* **What to work on**: Locate the lines that hold the string "每两年维修一次". Copy every such line.

::: Recorded data

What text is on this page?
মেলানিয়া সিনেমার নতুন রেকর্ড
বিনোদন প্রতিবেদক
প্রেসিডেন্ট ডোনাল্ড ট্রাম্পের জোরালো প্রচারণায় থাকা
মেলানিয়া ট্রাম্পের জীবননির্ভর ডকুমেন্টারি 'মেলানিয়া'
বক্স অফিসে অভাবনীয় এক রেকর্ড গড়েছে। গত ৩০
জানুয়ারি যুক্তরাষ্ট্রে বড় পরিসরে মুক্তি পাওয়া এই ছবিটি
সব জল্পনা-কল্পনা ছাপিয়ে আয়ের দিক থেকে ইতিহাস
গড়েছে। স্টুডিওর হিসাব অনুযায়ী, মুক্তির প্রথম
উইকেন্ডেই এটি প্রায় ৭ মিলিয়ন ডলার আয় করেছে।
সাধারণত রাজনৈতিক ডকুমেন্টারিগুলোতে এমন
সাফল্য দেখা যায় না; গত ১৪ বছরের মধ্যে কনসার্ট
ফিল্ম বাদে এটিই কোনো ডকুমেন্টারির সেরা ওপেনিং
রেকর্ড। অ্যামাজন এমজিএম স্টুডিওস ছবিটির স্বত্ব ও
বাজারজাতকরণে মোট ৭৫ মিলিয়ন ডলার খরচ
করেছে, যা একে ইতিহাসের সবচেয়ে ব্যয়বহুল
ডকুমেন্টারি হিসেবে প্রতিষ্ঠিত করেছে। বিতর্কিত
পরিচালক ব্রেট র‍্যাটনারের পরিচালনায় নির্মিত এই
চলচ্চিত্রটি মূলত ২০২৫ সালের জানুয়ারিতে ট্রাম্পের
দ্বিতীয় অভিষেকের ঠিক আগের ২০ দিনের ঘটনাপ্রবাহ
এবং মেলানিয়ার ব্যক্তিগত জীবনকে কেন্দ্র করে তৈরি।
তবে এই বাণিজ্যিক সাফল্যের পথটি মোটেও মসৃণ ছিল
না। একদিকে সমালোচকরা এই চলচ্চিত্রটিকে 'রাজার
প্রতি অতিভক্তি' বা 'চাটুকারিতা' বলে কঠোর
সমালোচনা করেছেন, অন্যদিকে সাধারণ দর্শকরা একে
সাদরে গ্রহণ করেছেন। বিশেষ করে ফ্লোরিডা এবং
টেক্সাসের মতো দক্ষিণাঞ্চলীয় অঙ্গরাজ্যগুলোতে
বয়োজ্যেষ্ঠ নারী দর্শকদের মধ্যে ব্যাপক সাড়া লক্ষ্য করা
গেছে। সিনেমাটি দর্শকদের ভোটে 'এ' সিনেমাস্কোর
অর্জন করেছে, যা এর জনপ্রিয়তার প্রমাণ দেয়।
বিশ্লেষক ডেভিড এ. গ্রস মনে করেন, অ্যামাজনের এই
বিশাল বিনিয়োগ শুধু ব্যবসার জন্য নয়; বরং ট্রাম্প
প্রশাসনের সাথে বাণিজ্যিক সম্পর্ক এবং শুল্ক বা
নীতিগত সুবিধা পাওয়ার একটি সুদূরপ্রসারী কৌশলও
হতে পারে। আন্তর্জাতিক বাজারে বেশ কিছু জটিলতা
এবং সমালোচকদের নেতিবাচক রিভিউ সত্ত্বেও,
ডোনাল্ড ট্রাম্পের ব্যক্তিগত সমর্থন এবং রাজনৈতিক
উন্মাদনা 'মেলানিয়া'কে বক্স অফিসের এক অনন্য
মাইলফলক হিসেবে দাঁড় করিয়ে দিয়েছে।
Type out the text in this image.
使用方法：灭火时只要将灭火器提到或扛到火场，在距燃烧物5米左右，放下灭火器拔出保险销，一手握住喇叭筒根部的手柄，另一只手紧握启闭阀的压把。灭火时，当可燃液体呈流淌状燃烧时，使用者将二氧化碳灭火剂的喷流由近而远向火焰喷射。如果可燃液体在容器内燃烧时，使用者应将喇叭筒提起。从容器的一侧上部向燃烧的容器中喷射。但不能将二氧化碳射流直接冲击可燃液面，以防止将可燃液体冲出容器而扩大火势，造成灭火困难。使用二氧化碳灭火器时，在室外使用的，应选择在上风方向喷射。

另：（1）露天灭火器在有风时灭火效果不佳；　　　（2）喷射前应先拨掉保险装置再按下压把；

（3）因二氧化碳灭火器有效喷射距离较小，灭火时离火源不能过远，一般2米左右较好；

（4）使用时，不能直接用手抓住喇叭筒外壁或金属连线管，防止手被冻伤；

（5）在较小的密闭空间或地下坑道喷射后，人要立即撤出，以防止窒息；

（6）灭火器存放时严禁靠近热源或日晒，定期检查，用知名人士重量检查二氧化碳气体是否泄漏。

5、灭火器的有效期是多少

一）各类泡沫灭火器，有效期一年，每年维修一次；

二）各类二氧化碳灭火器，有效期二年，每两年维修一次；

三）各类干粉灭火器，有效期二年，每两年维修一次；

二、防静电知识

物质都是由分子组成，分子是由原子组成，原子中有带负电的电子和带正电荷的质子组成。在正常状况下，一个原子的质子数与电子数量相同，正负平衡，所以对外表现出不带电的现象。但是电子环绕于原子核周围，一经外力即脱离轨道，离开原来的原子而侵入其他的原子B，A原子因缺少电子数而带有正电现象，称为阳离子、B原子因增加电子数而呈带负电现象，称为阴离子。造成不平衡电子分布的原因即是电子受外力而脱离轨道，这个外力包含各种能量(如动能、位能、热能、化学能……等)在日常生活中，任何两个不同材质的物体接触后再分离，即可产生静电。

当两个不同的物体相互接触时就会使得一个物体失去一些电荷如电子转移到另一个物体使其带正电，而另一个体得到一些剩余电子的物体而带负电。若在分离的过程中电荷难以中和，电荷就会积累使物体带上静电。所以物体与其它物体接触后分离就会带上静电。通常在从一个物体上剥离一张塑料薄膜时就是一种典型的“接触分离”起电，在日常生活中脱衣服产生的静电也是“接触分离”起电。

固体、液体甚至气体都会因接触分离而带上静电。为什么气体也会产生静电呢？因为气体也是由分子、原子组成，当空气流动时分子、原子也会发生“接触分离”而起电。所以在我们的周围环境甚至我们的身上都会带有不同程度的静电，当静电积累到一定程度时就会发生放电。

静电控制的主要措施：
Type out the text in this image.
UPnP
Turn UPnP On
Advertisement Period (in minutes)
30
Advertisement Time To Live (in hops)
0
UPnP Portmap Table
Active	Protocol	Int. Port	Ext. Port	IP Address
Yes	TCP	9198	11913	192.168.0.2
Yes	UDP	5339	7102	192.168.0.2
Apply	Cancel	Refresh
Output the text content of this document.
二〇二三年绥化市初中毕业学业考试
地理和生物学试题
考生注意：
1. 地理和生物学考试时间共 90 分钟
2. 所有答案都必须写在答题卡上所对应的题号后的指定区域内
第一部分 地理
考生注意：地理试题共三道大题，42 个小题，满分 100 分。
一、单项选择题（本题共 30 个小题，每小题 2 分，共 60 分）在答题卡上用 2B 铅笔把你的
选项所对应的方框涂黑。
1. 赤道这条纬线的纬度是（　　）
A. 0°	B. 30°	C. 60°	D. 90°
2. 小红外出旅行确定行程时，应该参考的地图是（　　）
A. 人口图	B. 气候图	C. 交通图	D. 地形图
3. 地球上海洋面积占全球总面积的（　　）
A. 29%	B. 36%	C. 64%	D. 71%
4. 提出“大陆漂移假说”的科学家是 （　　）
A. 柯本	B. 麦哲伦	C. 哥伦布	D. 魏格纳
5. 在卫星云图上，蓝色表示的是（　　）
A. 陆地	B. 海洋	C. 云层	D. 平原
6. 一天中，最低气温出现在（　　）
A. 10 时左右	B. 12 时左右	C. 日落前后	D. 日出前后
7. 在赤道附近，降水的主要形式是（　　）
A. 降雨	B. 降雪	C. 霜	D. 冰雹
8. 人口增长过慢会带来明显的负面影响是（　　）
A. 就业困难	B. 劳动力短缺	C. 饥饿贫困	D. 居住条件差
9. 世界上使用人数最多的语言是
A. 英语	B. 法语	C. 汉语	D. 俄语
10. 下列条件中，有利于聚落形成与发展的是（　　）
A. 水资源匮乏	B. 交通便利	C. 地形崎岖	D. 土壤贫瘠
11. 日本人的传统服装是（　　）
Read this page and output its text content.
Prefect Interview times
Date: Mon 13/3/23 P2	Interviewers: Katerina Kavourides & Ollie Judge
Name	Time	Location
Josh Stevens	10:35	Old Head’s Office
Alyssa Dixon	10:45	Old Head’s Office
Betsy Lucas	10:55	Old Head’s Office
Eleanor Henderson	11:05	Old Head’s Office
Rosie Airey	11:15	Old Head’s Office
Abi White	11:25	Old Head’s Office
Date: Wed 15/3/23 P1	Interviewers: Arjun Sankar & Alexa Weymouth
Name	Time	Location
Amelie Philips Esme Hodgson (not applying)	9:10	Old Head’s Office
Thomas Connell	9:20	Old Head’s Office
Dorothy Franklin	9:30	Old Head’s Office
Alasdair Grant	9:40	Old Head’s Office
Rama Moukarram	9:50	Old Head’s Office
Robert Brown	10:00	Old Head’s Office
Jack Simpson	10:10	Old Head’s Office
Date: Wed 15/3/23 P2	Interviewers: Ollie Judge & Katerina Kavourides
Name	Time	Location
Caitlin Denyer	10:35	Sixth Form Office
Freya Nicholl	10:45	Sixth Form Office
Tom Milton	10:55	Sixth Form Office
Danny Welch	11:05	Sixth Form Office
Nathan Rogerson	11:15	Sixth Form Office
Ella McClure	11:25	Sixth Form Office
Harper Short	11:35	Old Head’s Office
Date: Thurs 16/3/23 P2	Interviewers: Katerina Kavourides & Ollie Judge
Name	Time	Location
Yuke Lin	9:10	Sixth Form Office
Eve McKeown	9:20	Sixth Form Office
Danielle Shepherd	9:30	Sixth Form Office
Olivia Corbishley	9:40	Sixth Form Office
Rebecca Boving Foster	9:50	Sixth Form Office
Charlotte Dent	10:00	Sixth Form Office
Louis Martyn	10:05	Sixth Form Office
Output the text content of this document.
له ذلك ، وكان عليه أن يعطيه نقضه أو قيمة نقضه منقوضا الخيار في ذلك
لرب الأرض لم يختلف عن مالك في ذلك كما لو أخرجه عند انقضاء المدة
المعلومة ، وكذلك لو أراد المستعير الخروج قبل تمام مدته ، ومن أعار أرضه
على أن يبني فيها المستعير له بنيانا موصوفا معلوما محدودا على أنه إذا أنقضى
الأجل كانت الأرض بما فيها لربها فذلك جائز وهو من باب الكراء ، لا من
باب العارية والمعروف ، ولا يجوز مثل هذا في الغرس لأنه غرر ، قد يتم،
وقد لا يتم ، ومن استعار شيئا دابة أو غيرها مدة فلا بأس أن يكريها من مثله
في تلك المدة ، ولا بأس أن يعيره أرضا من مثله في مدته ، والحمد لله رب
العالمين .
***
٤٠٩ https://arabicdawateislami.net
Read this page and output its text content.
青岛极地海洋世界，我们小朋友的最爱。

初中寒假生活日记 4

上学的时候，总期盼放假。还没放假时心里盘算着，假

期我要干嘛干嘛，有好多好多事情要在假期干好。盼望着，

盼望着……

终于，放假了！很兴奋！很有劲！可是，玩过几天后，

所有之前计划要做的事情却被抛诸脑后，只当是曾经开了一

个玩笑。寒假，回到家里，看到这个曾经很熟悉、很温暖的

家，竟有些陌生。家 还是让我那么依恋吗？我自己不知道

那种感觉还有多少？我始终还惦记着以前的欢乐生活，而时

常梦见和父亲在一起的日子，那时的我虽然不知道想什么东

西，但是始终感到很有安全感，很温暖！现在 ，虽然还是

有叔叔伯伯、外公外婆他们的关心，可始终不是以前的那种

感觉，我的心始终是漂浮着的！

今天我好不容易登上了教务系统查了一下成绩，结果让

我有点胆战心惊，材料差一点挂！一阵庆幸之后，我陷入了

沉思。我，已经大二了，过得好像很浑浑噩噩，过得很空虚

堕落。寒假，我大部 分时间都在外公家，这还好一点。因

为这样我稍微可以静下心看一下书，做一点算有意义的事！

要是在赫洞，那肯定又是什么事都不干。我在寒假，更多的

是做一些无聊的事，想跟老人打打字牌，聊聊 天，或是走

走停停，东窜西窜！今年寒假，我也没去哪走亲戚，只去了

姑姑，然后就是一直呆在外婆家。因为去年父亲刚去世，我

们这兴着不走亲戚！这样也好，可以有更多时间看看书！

::::::

* **Output of the task**:
二）各类二氧化碳灭火器，有效期二年，每两年维修一次；
三）各类干粉灭火器，有效期二年，每两年维修一次；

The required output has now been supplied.